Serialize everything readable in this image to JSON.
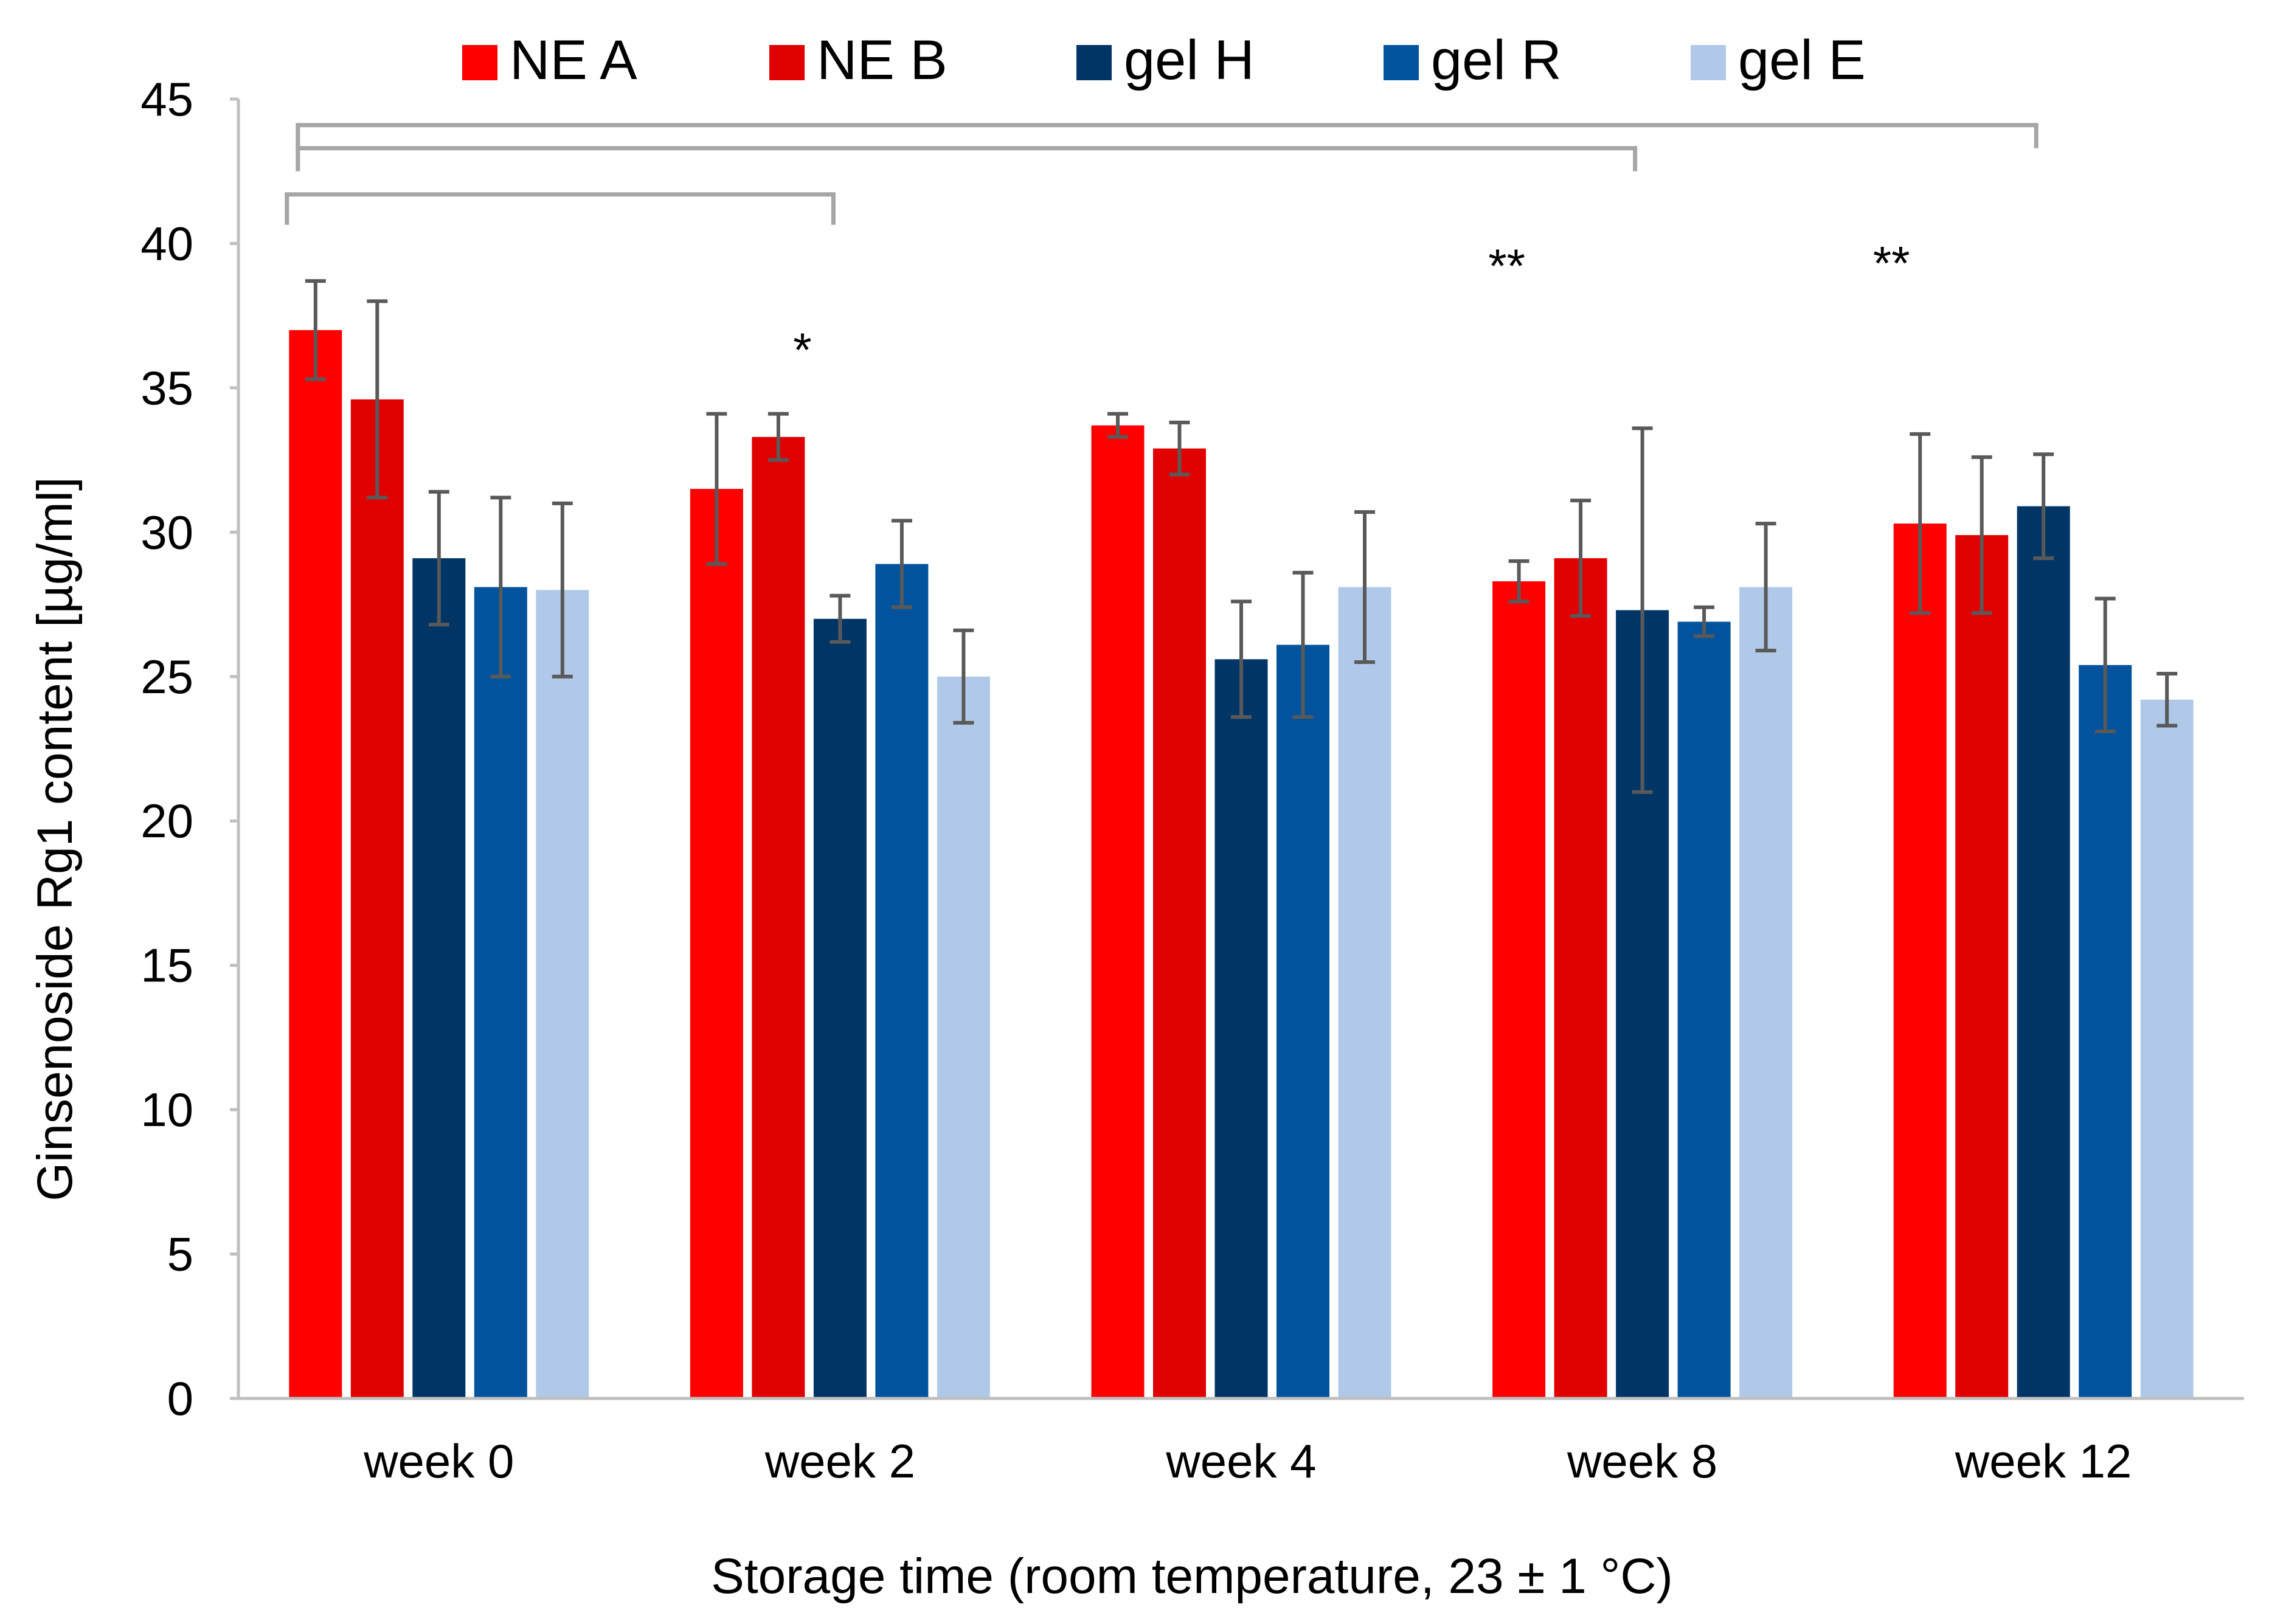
{
  "chart_data": {
    "type": "bar",
    "title": "",
    "xlabel": "Storage time (room temperature, 23 ± 1 °C)",
    "ylabel": "Ginsenoside Rg1 content [µg/ml]",
    "ylim": [
      0,
      45
    ],
    "yticks": [
      0,
      5,
      10,
      15,
      20,
      25,
      30,
      35,
      40,
      45
    ],
    "grid": false,
    "legend_position": "top",
    "categories": [
      "week 0",
      "week 2",
      "week 4",
      "week 8",
      "week 12"
    ],
    "series": [
      {
        "name": "NE A",
        "color": "#ff0000",
        "values": [
          37.0,
          31.5,
          33.7,
          28.3,
          30.3
        ],
        "errors": [
          1.7,
          2.6,
          0.4,
          0.7,
          3.1
        ]
      },
      {
        "name": "NE B",
        "color": "#e00000",
        "values": [
          34.6,
          33.3,
          32.9,
          29.1,
          29.9
        ],
        "errors": [
          3.4,
          0.8,
          0.9,
          2.0,
          2.7
        ]
      },
      {
        "name": "gel H",
        "color": "#003566",
        "values": [
          29.1,
          27.0,
          25.6,
          27.3,
          30.9
        ],
        "errors": [
          2.3,
          0.8,
          2.0,
          6.3,
          1.8
        ]
      },
      {
        "name": "gel R",
        "color": "#00539c",
        "values": [
          28.1,
          28.9,
          26.1,
          26.9,
          25.4
        ],
        "errors": [
          3.1,
          1.5,
          2.5,
          0.5,
          2.3
        ]
      },
      {
        "name": "gel E",
        "color": "#b0c9e8",
        "values": [
          28.0,
          25.0,
          28.1,
          28.1,
          24.2
        ],
        "errors": [
          3.0,
          1.6,
          2.6,
          2.2,
          0.9
        ]
      }
    ],
    "annotations": [
      {
        "text": "*",
        "category": "week 2",
        "y": 36.6
      },
      {
        "text": "**",
        "category": "week 8",
        "y": 39.5
      },
      {
        "text": "**",
        "category": "week 12",
        "y": 39.6
      }
    ],
    "significance_brackets": [
      {
        "from": "week 0",
        "to": "week 2",
        "y": 41.7
      },
      {
        "from": "week 0",
        "to": "week 8",
        "y": 43.3
      },
      {
        "from": "week 0",
        "to": "week 12",
        "y": 44.1
      }
    ]
  }
}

========

__Goal__: Restate each line of the records exactly; pictures do not belong in the copy.

__Answer for the task__:
Serialize everything readable in this image to JSON.
{
  "chart_data": {
    "type": "bar",
    "title": "",
    "xlabel": "Storage time (room temperature, 23 ± 1 °C)",
    "ylabel": "Ginsenoside Rg1 content [µg/ml]",
    "ylim": [
      0,
      45
    ],
    "yticks": [
      0,
      5,
      10,
      15,
      20,
      25,
      30,
      35,
      40,
      45
    ],
    "grid": false,
    "legend_position": "top",
    "categories": [
      "week 0",
      "week 2",
      "week 4",
      "week 8",
      "week 12"
    ],
    "series": [
      {
        "name": "NE A",
        "color": "#ff0000",
        "values": [
          37.0,
          31.5,
          33.7,
          28.3,
          30.3
        ],
        "errors": [
          1.7,
          2.6,
          0.4,
          0.7,
          3.1
        ]
      },
      {
        "name": "NE B",
        "color": "#e00000",
        "values": [
          34.6,
          33.3,
          32.9,
          29.1,
          29.9
        ],
        "errors": [
          3.4,
          0.8,
          0.9,
          2.0,
          2.7
        ]
      },
      {
        "name": "gel H",
        "color": "#003566",
        "values": [
          29.1,
          27.0,
          25.6,
          27.3,
          30.9
        ],
        "errors": [
          2.3,
          0.8,
          2.0,
          6.3,
          1.8
        ]
      },
      {
        "name": "gel R",
        "color": "#00539c",
        "values": [
          28.1,
          28.9,
          26.1,
          26.9,
          25.4
        ],
        "errors": [
          3.1,
          1.5,
          2.5,
          0.5,
          2.3
        ]
      },
      {
        "name": "gel E",
        "color": "#b0c9e8",
        "values": [
          28.0,
          25.0,
          28.1,
          28.1,
          24.2
        ],
        "errors": [
          3.0,
          1.6,
          2.6,
          2.2,
          0.9
        ]
      }
    ],
    "annotations": [
      {
        "text": "*",
        "category": "week 2",
        "y": 36.6
      },
      {
        "text": "**",
        "category": "week 8",
        "y": 39.5
      },
      {
        "text": "**",
        "category": "week 12",
        "y": 39.6
      }
    ],
    "significance_brackets": [
      {
        "from": "week 0",
        "to": "week 2",
        "y": 41.7
      },
      {
        "from": "week 0",
        "to": "week 8",
        "y": 43.3
      },
      {
        "from": "week 0",
        "to": "week 12",
        "y": 44.1
      }
    ]
  }
}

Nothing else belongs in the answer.